Figure contents as structured data
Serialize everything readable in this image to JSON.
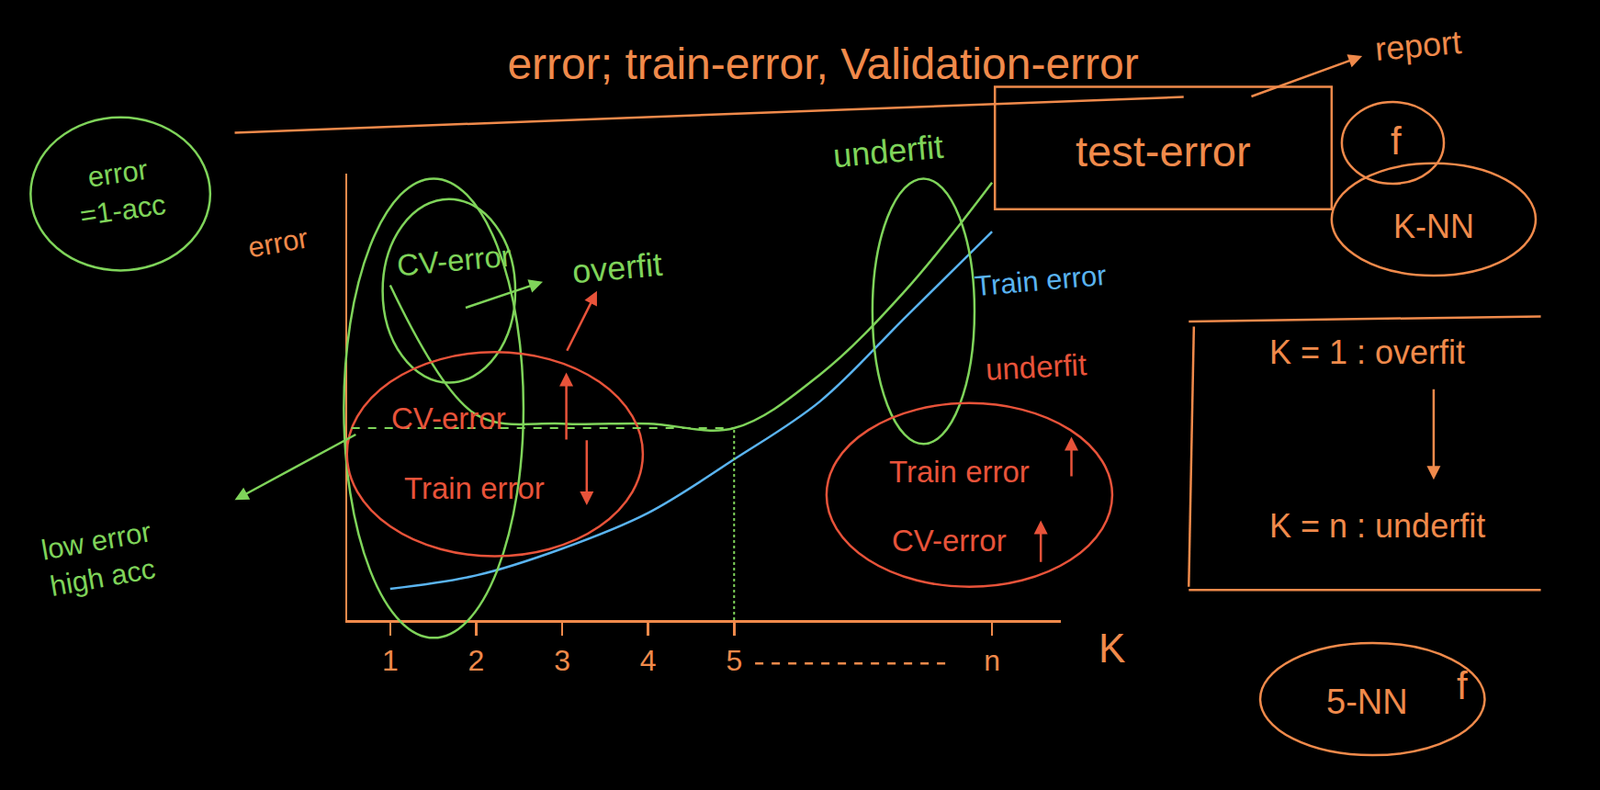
{
  "chart_data": {
    "type": "line",
    "title": "error; train-error, Validation-error",
    "x_label": "K",
    "y_label": "error",
    "categories": [
      "1",
      "2",
      "3",
      "4",
      "5",
      null,
      null,
      "n"
    ],
    "series": [
      {
        "name": "CV-error",
        "color": "#7fd45a",
        "values": [
          7.5,
          4.6,
          4.4,
          4.4,
          4.3,
          5.5,
          7.4,
          9.8
        ]
      },
      {
        "name": "Train error",
        "color": "#5ab4f0",
        "values": [
          0.7,
          1.0,
          1.6,
          2.4,
          3.6,
          4.9,
          6.8,
          8.7
        ]
      }
    ],
    "ylim": [
      0,
      10
    ],
    "grid": false,
    "tick_labels": "x",
    "axis_color": "#f08a4b",
    "annotations": [
      {
        "text": "error\n=1-acc",
        "color": "#7fd45a"
      },
      {
        "text": "overfit",
        "color": "#7fd45a"
      },
      {
        "text": "CV-error",
        "color": "#e8533a"
      },
      {
        "text": "Train error",
        "color": "#e8533a"
      },
      {
        "text": "low error\nhigh acc",
        "color": "#7fd45a"
      },
      {
        "text": "underfit",
        "color": "#7fd45a"
      },
      {
        "text": "test-error",
        "color": "#f08a4b"
      },
      {
        "text": "report",
        "color": "#f08a4b"
      },
      {
        "text": "f",
        "color": "#f08a4b"
      },
      {
        "text": "K-NN",
        "color": "#f08a4b"
      },
      {
        "text": "underfit",
        "color": "#e8533a"
      },
      {
        "text": "Train error",
        "color": "#e8533a"
      },
      {
        "text": "CV-error",
        "color": "#e8533a"
      },
      {
        "text": "K = 1 : overfit",
        "color": "#f08a4b"
      },
      {
        "text": "K = n : underfit",
        "color": "#f08a4b"
      },
      {
        "text": "5-NN",
        "color": "#f08a4b"
      },
      {
        "text": "f",
        "color": "#f08a4b"
      }
    ]
  }
}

Your goal
Pictures are to be left out; the records above must be repeated word for word.

Solution to the exercise
Serialize everything readable in this image to JSON.
{
  "chart_data": {
    "type": "line",
    "title": "error; train-error, Validation-error",
    "x_label": "K",
    "y_label": "error",
    "categories": [
      "1",
      "2",
      "3",
      "4",
      "5",
      null,
      null,
      "n"
    ],
    "series": [
      {
        "name": "CV-error",
        "color": "#7fd45a",
        "values": [
          7.5,
          4.6,
          4.4,
          4.4,
          4.3,
          5.5,
          7.4,
          9.8
        ]
      },
      {
        "name": "Train error",
        "color": "#5ab4f0",
        "values": [
          0.7,
          1.0,
          1.6,
          2.4,
          3.6,
          4.9,
          6.8,
          8.7
        ]
      }
    ],
    "ylim": [
      0,
      10
    ],
    "grid": false,
    "tick_labels": "x",
    "axis_color": "#f08a4b",
    "annotations": [
      {
        "text": "error\n=1-acc",
        "color": "#7fd45a"
      },
      {
        "text": "overfit",
        "color": "#7fd45a"
      },
      {
        "text": "CV-error",
        "color": "#e8533a"
      },
      {
        "text": "Train error",
        "color": "#e8533a"
      },
      {
        "text": "low error\nhigh acc",
        "color": "#7fd45a"
      },
      {
        "text": "underfit",
        "color": "#7fd45a"
      },
      {
        "text": "test-error",
        "color": "#f08a4b"
      },
      {
        "text": "report",
        "color": "#f08a4b"
      },
      {
        "text": "f",
        "color": "#f08a4b"
      },
      {
        "text": "K-NN",
        "color": "#f08a4b"
      },
      {
        "text": "underfit",
        "color": "#e8533a"
      },
      {
        "text": "Train error",
        "color": "#e8533a"
      },
      {
        "text": "CV-error",
        "color": "#e8533a"
      },
      {
        "text": "K = 1 : overfit",
        "color": "#f08a4b"
      },
      {
        "text": "K = n : underfit",
        "color": "#f08a4b"
      },
      {
        "text": "5-NN",
        "color": "#f08a4b"
      },
      {
        "text": "f",
        "color": "#f08a4b"
      }
    ]
  }
}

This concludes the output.